** EXERCISE TASK **
Transcribe the entries exactly; images are not part of the copy.

** GIVEN DATA **
--------------------------------------------------

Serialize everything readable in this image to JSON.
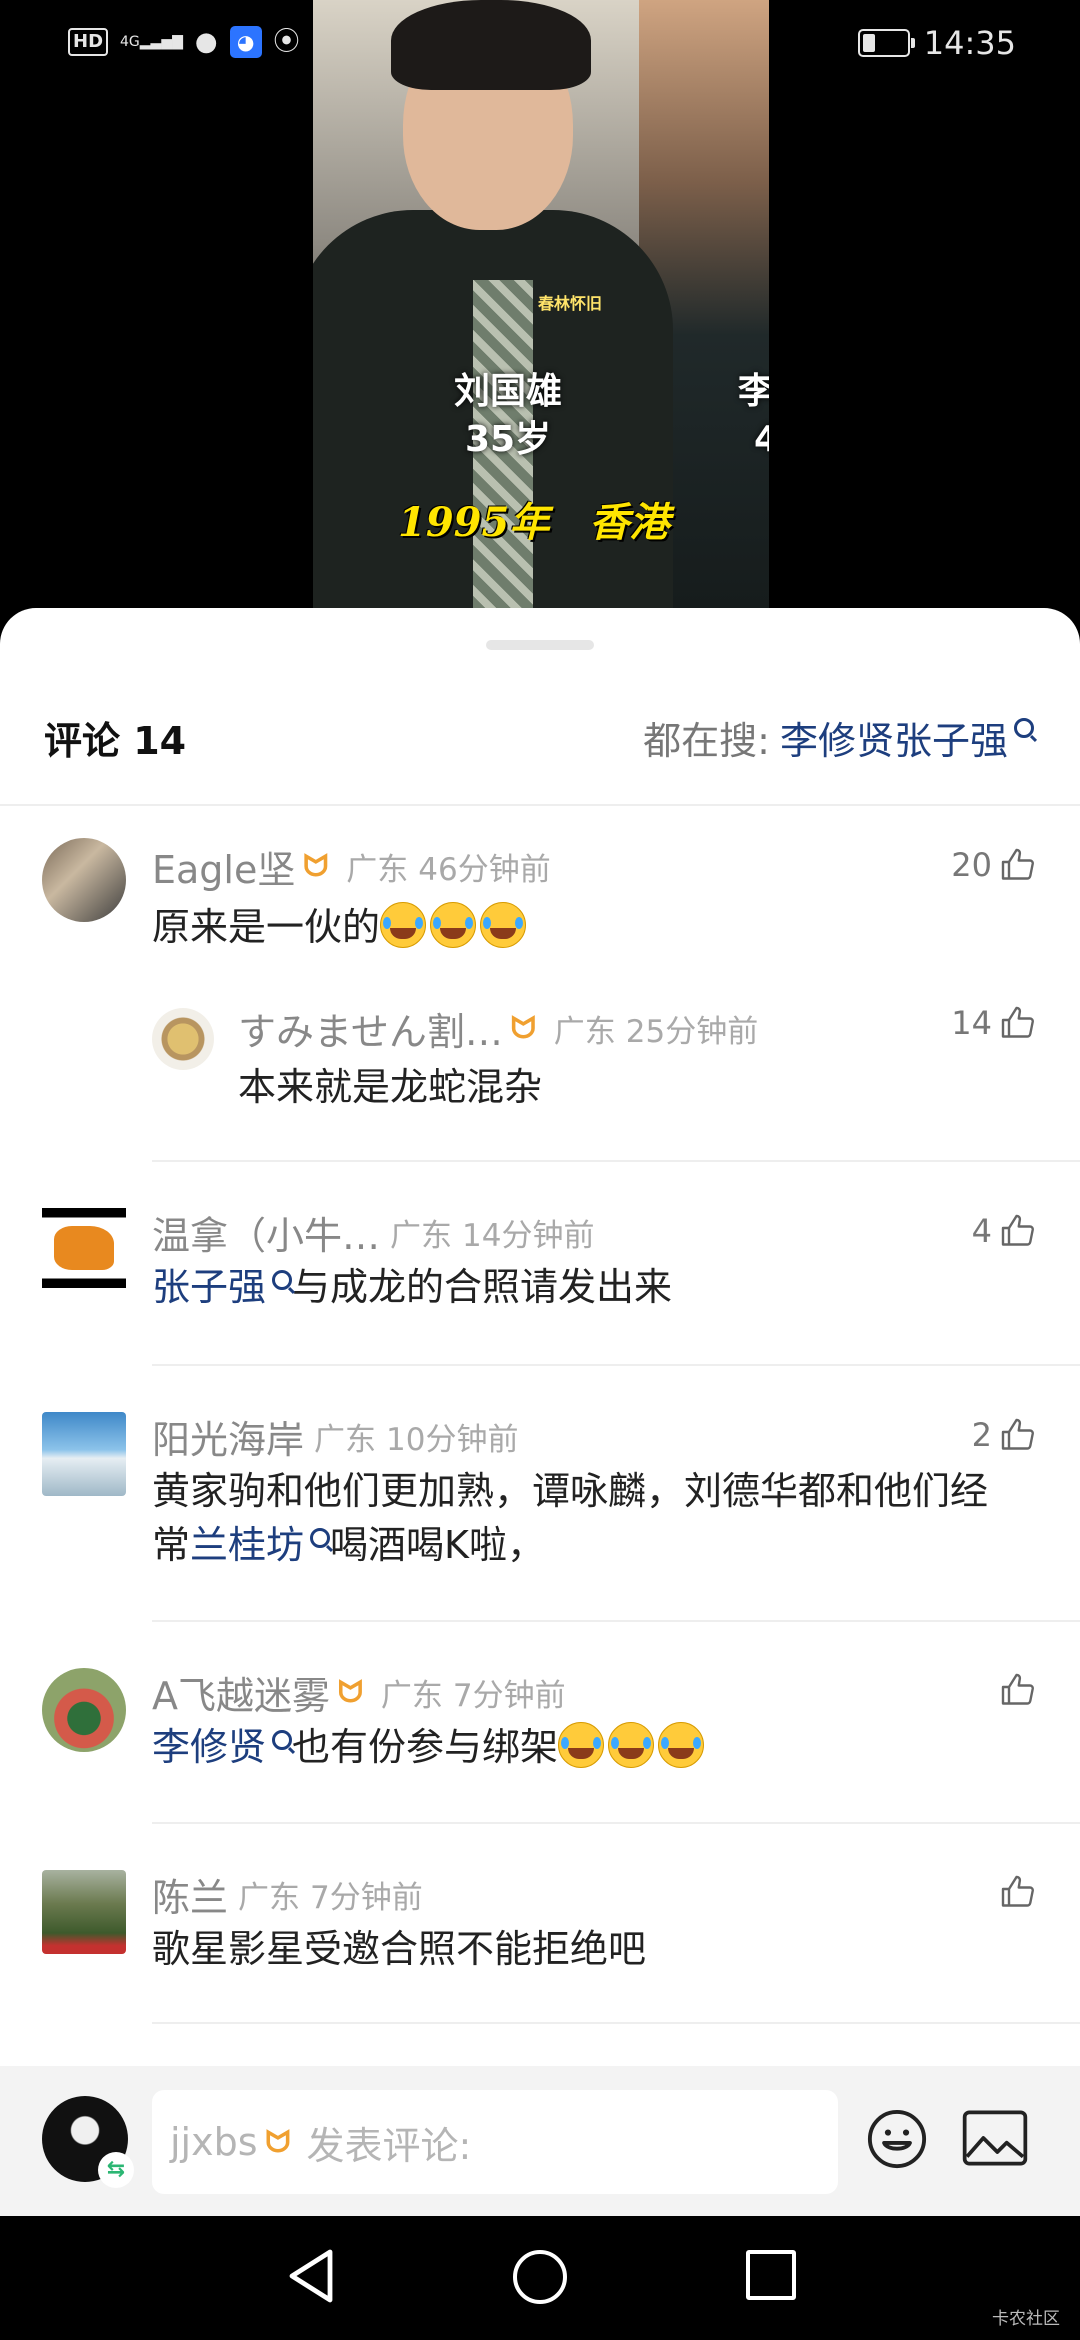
{
  "status_bar": {
    "network_hd": "HD",
    "network_4g": "4G",
    "time": "14:35",
    "icons": [
      "hd-icon",
      "signal-icon",
      "message-icon",
      "qq-icon",
      "wechat-icon",
      "battery-icon"
    ]
  },
  "video": {
    "watermark": "春林怀旧",
    "person_name": "刘国雄",
    "person_age": "35岁",
    "person2_partial_name": "李",
    "person2_partial_age": "4",
    "year_location": "1995年　香港"
  },
  "comments_header": {
    "title": "评论 14",
    "search_prefix": "都在搜:",
    "search_term": "李修贤张子强"
  },
  "comments": [
    {
      "user": "Eagle坚",
      "has_badge": true,
      "location": "广东",
      "time": "46分钟前",
      "likes": "20",
      "text": "原来是一伙的",
      "emoji_count": 3,
      "reply": {
        "user": "すみません割…",
        "has_badge": true,
        "location": "广东",
        "time": "25分钟前",
        "likes": "14",
        "text": "本来就是龙蛇混杂"
      }
    },
    {
      "user": "温拿（小牛…",
      "has_badge": false,
      "location": "广东",
      "time": "14分钟前",
      "likes": "4",
      "link": "张子强",
      "text": "与成龙的合照请发出来"
    },
    {
      "user": "阳光海岸",
      "has_badge": false,
      "location": "广东",
      "time": "10分钟前",
      "likes": "2",
      "line1": "黄家驹和他们更加熟，谭咏麟，刘德华都和他们经",
      "line2_prefix": "常",
      "link": "兰桂坊",
      "line2_suffix": "喝酒喝K啦，"
    },
    {
      "user": "A飞越迷雾",
      "has_badge": true,
      "location": "广东",
      "time": "7分钟前",
      "likes": "",
      "link": "李修贤",
      "text": "也有份参与绑架",
      "emoji_count": 3
    },
    {
      "user": "陈兰",
      "has_badge": false,
      "location": "广东",
      "time": "7分钟前",
      "likes": "",
      "text": "歌星影星受邀合照不能拒绝吧"
    }
  ],
  "badge_glyph": "ᗢ",
  "input_bar": {
    "username": "jjxbs",
    "placeholder": "发表评论:"
  },
  "nav_bar": {
    "watermark": "卡农社区"
  },
  "colors": {
    "link": "#1d3e7e",
    "badge": "#f0a030",
    "meta_gray": "#a9a9a9"
  }
}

--------------------------------------------------

** EXERCISE OUTPUT **
Serialize everything readable in this image to JSON.
{
  "status_bar": {
    "network_hd": "HD",
    "network_4g": "4G",
    "time": "14:35",
    "icons": [
      "hd-icon",
      "signal-icon",
      "message-icon",
      "qq-icon",
      "wechat-icon",
      "battery-icon"
    ]
  },
  "video": {
    "watermark": "春林怀旧",
    "person_name": "刘国雄",
    "person_age": "35岁",
    "person2_partial_name": "李",
    "person2_partial_age": "4",
    "year_location": "1995年　香港"
  },
  "comments_header": {
    "title": "评论 14",
    "search_prefix": "都在搜:",
    "search_term": "李修贤张子强"
  },
  "comments": [
    {
      "user": "Eagle坚",
      "has_badge": true,
      "location": "广东",
      "time": "46分钟前",
      "likes": "20",
      "text": "原来是一伙的",
      "emoji_count": 3,
      "reply": {
        "user": "すみません割…",
        "has_badge": true,
        "location": "广东",
        "time": "25分钟前",
        "likes": "14",
        "text": "本来就是龙蛇混杂"
      }
    },
    {
      "user": "温拿（小牛…",
      "has_badge": false,
      "location": "广东",
      "time": "14分钟前",
      "likes": "4",
      "link": "张子强",
      "text": "与成龙的合照请发出来"
    },
    {
      "user": "阳光海岸",
      "has_badge": false,
      "location": "广东",
      "time": "10分钟前",
      "likes": "2",
      "line1": "黄家驹和他们更加熟，谭咏麟，刘德华都和他们经",
      "line2_prefix": "常",
      "link": "兰桂坊",
      "line2_suffix": "喝酒喝K啦，"
    },
    {
      "user": "A飞越迷雾",
      "has_badge": true,
      "location": "广东",
      "time": "7分钟前",
      "likes": "",
      "link": "李修贤",
      "text": "也有份参与绑架",
      "emoji_count": 3
    },
    {
      "user": "陈兰",
      "has_badge": false,
      "location": "广东",
      "time": "7分钟前",
      "likes": "",
      "text": "歌星影星受邀合照不能拒绝吧"
    }
  ],
  "badge_glyph": "ᗢ",
  "input_bar": {
    "username": "jjxbs",
    "placeholder": "发表评论:"
  },
  "nav_bar": {
    "watermark": "卡农社区"
  },
  "colors": {
    "link": "#1d3e7e",
    "badge": "#f0a030",
    "meta_gray": "#a9a9a9"
  }
}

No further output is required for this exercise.